Aim of the task: Work through the data below and give the number of lines holding "name", nothing more.

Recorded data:
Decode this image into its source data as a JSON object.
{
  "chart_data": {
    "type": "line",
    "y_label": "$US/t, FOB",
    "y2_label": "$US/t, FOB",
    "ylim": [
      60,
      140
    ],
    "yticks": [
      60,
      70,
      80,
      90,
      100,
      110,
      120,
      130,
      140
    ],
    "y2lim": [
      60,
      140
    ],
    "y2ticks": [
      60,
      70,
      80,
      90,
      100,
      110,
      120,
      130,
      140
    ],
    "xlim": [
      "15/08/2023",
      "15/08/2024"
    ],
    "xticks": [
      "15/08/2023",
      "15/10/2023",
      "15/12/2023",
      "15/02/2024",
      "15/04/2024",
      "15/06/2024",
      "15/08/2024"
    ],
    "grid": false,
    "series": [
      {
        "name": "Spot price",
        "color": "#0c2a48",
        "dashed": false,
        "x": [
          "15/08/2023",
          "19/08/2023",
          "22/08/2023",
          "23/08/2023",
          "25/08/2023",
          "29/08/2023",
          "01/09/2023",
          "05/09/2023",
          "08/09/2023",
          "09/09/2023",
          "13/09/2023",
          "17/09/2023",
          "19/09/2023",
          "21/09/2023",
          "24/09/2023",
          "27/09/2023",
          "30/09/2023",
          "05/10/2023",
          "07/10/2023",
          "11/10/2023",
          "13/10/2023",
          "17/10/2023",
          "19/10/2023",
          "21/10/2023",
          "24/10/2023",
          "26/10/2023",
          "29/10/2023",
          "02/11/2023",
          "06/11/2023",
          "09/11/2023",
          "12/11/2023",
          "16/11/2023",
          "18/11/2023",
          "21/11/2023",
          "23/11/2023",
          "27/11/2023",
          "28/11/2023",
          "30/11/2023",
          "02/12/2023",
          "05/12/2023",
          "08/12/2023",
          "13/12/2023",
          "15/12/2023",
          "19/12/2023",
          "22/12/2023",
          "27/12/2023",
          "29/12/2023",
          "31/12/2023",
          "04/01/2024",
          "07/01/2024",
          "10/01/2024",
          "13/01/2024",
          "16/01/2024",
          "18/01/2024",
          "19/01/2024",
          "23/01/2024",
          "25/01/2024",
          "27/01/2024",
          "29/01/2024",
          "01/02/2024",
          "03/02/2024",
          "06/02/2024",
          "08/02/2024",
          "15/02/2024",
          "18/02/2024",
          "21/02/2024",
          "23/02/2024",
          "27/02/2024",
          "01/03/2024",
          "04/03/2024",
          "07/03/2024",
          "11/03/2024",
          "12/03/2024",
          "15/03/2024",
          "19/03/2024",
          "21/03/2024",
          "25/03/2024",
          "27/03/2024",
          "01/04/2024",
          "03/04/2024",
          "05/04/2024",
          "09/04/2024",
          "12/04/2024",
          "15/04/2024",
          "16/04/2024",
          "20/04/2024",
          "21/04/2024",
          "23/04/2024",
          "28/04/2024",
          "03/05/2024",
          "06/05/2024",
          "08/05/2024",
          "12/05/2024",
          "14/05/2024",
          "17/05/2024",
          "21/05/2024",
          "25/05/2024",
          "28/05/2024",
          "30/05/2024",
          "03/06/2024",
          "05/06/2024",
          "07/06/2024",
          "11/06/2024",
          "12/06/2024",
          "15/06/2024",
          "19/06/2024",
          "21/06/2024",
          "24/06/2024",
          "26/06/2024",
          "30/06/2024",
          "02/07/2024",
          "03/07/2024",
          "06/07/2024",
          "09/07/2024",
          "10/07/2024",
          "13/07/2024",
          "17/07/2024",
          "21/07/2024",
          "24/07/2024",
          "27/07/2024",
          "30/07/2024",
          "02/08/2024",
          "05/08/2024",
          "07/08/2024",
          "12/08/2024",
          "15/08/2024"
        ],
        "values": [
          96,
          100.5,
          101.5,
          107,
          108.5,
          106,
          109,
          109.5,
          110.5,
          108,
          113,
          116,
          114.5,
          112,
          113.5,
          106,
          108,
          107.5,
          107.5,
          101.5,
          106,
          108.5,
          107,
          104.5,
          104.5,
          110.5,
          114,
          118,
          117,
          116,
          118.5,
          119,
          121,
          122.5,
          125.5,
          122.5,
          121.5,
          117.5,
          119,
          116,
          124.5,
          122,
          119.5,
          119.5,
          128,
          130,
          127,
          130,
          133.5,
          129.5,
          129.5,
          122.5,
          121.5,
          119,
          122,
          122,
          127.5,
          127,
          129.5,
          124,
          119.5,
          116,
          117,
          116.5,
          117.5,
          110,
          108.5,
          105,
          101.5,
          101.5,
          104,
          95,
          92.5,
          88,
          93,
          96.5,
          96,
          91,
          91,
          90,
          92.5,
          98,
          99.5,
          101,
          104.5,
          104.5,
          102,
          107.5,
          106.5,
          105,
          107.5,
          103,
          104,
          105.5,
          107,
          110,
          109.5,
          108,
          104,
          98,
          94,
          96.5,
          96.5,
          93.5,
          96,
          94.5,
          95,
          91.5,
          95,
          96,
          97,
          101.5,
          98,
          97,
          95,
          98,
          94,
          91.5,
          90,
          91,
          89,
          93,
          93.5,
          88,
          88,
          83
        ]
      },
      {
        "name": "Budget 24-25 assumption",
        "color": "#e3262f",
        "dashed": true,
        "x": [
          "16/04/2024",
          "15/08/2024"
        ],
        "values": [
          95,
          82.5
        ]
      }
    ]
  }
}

Exercise output: 2